Records from a collection of figures:
***

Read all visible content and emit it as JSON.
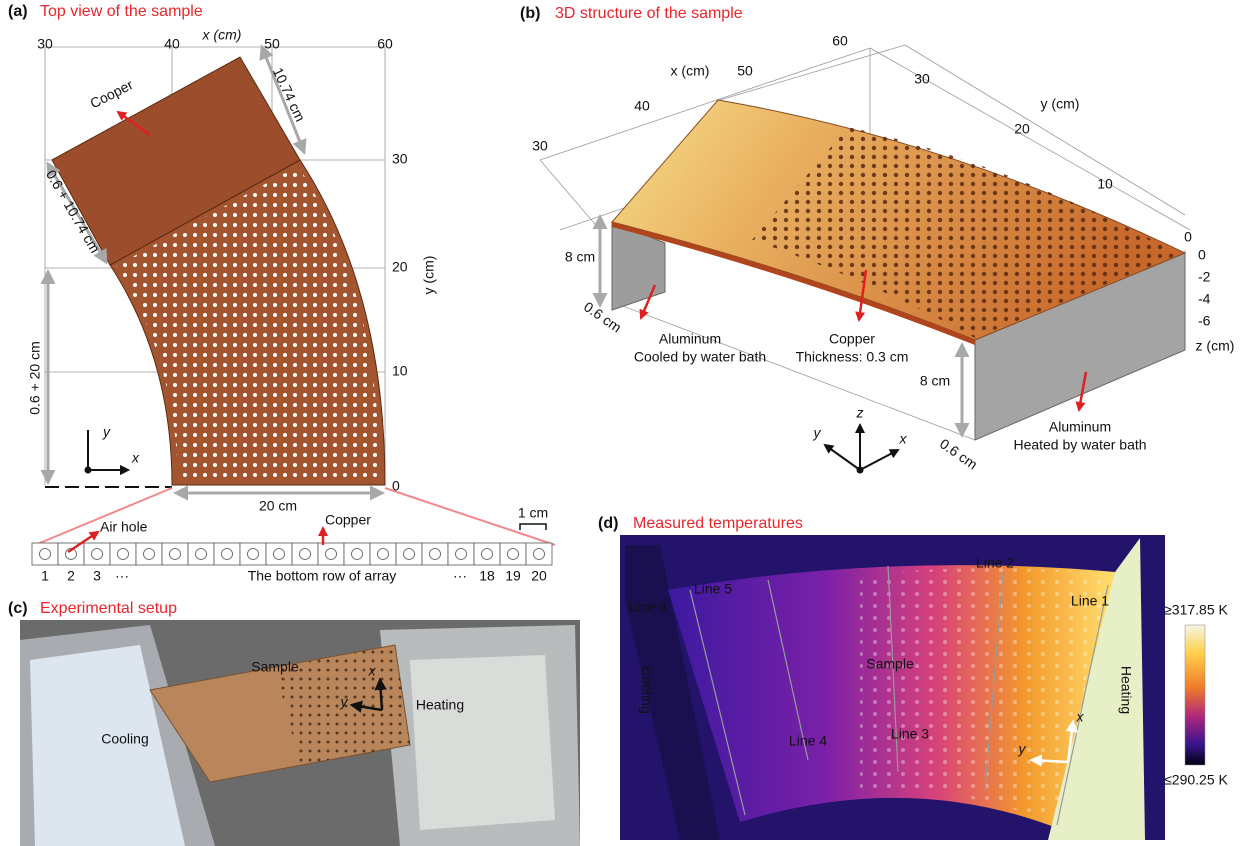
{
  "panel_a": {
    "label": "(a)",
    "title": "Top view of the sample",
    "x_axis_label": "x (cm)",
    "x_ticks": [
      "30",
      "40",
      "50",
      "60"
    ],
    "y_axis_label": "y (cm)",
    "y_ticks": [
      "0",
      "10",
      "20",
      "30"
    ],
    "material": "Cooper",
    "dims": [
      "10.74 cm",
      "0.6 + 10.74 cm",
      "0.6 + 20 cm",
      "20 cm"
    ],
    "axes": [
      "y",
      "x"
    ],
    "bottom_row": {
      "scale": "1 cm",
      "air_hole": "Air hole",
      "copper": "Copper",
      "indices": [
        "1",
        "2",
        "3",
        "···",
        "···",
        "18",
        "19",
        "20"
      ],
      "caption": "The bottom row of array"
    }
  },
  "panel_b": {
    "label": "(b)",
    "title": "3D structure of the sample",
    "x_axis_label": "x (cm)",
    "x_ticks": [
      "30",
      "40",
      "50",
      "60"
    ],
    "y_axis_label": "y (cm)",
    "y_ticks": [
      "30",
      "20",
      "10",
      "0"
    ],
    "z_axis_label": "z (cm)",
    "z_ticks": [
      "0",
      "-2",
      "-4",
      "-6"
    ],
    "dims": [
      "8 cm",
      "0.6 cm",
      "8 cm",
      "0.6 cm"
    ],
    "left_wall": [
      "Aluminum",
      "Cooled by water bath"
    ],
    "plate": [
      "Copper",
      "Thickness: 0.3 cm"
    ],
    "right_wall": [
      "Aluminum",
      "Heated by water bath"
    ],
    "axes": [
      "z",
      "y",
      "x"
    ]
  },
  "panel_c": {
    "label": "(c)",
    "title": "Experimental setup",
    "texts": [
      "Sample",
      "Heating",
      "Cooling"
    ],
    "axes": [
      "x",
      "y"
    ]
  },
  "panel_d": {
    "label": "(d)",
    "title": "Measured temperatures",
    "lines": [
      "Line 1",
      "Line 2",
      "Line 3",
      "Line 4",
      "Line 5",
      "Line 6"
    ],
    "texts": [
      "Sample",
      "Cooling",
      "Heating"
    ],
    "axes": [
      "x",
      "y"
    ],
    "colorbar": [
      "≥317.85 K",
      "≤290.25 K"
    ]
  }
}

***

Leaving all pictures aside, quote each record exactly.

**FINISHED EXERCISE**
Read all visible content and emit it as JSON.
{
  "panel_a": {
    "label": "(a)",
    "title": "Top view of the sample",
    "x_axis_label": "x (cm)",
    "x_ticks": [
      "30",
      "40",
      "50",
      "60"
    ],
    "y_axis_label": "y (cm)",
    "y_ticks": [
      "0",
      "10",
      "20",
      "30"
    ],
    "material": "Cooper",
    "dims": [
      "10.74 cm",
      "0.6 + 10.74 cm",
      "0.6 + 20 cm",
      "20 cm"
    ],
    "axes": [
      "y",
      "x"
    ],
    "bottom_row": {
      "scale": "1 cm",
      "air_hole": "Air hole",
      "copper": "Copper",
      "indices": [
        "1",
        "2",
        "3",
        "···",
        "···",
        "18",
        "19",
        "20"
      ],
      "caption": "The bottom row of array"
    }
  },
  "panel_b": {
    "label": "(b)",
    "title": "3D structure of the sample",
    "x_axis_label": "x (cm)",
    "x_ticks": [
      "30",
      "40",
      "50",
      "60"
    ],
    "y_axis_label": "y (cm)",
    "y_ticks": [
      "30",
      "20",
      "10",
      "0"
    ],
    "z_axis_label": "z (cm)",
    "z_ticks": [
      "0",
      "-2",
      "-4",
      "-6"
    ],
    "dims": [
      "8 cm",
      "0.6 cm",
      "8 cm",
      "0.6 cm"
    ],
    "left_wall": [
      "Aluminum",
      "Cooled by water bath"
    ],
    "plate": [
      "Copper",
      "Thickness: 0.3 cm"
    ],
    "right_wall": [
      "Aluminum",
      "Heated by water bath"
    ],
    "axes": [
      "z",
      "y",
      "x"
    ]
  },
  "panel_c": {
    "label": "(c)",
    "title": "Experimental setup",
    "texts": [
      "Sample",
      "Heating",
      "Cooling"
    ],
    "axes": [
      "x",
      "y"
    ]
  },
  "panel_d": {
    "label": "(d)",
    "title": "Measured temperatures",
    "lines": [
      "Line 1",
      "Line 2",
      "Line 3",
      "Line 4",
      "Line 5",
      "Line 6"
    ],
    "texts": [
      "Sample",
      "Cooling",
      "Heating"
    ],
    "axes": [
      "x",
      "y"
    ],
    "colorbar": [
      "≥317.85 K",
      "≤290.25 K"
    ]
  }
}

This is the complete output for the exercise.